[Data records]
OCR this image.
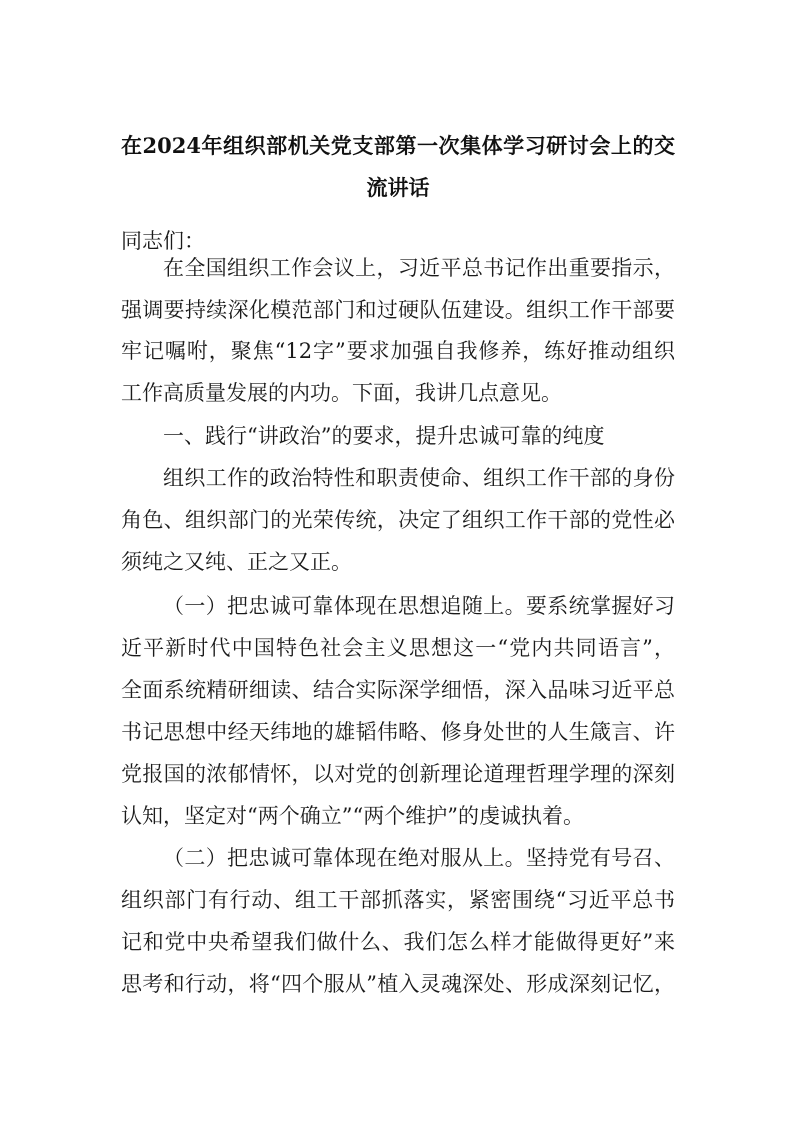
在2024年组织部机关党支部第一次集体学习研讨会上的交
流讲话
同志们：
在全国组织工作会议上，习近平总书记作出重要指示，
强调要持续深化模范部门和过硬队伍建设。组织工作干部要
牢记嘱咐，聚焦“12字”要求加强自我修养，练好推动组织
工作高质量发展的内功。下面，我讲几点意见。
一、践行“讲政治”的要求，提升忠诚可靠的纯度
组织工作的政治特性和职责使命、组织工作干部的身份
角色、组织部门的光荣传统，决定了组织工作干部的党性必
须纯之又纯、正之又正。
（一）把忠诚可靠体现在思想追随上。要系统掌握好习
近平新时代中国特色社会主义思想这一“党内共同语言”，
全面系统精研细读、结合实际深学细悟，深入品味习近平总
书记思想中经天纬地的雄韬伟略、修身处世的人生箴言、许
党报国的浓郁情怀，以对党的创新理论道理哲理学理的深刻
认知，坚定对“两个确立”“两个维护”的虔诚执着。
（二）把忠诚可靠体现在绝对服从上。坚持党有号召、
组织部门有行动、组工干部抓落实，紧密围绕“习近平总书
记和党中央希望我们做什么、我们怎么样才能做得更好”来
思考和行动，将“四个服从”植入灵魂深处、形成深刻记忆，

### The exercise
Without the pictures, write out the whole listing above exactly as it appears.

### Response
OCR this image.
在2024年组织部机关党支部第一次集体学习研讨会上的交
流讲话
同志们：
在全国组织工作会议上，习近平总书记作出重要指示，
强调要持续深化模范部门和过硬队伍建设。组织工作干部要
牢记嘱咐，聚焦“12字”要求加强自我修养，练好推动组织
工作高质量发展的内功。下面，我讲几点意见。
一、践行“讲政治”的要求，提升忠诚可靠的纯度
组织工作的政治特性和职责使命、组织工作干部的身份
角色、组织部门的光荣传统，决定了组织工作干部的党性必
须纯之又纯、正之又正。
（一）把忠诚可靠体现在思想追随上。要系统掌握好习
近平新时代中国特色社会主义思想这一“党内共同语言”，
全面系统精研细读、结合实际深学细悟，深入品味习近平总
书记思想中经天纬地的雄韬伟略、修身处世的人生箴言、许
党报国的浓郁情怀，以对党的创新理论道理哲理学理的深刻
认知，坚定对“两个确立”“两个维护”的虔诚执着。
（二）把忠诚可靠体现在绝对服从上。坚持党有号召、
组织部门有行动、组工干部抓落实，紧密围绕“习近平总书
记和党中央希望我们做什么、我们怎么样才能做得更好”来
思考和行动，将“四个服从”植入灵魂深处、形成深刻记忆，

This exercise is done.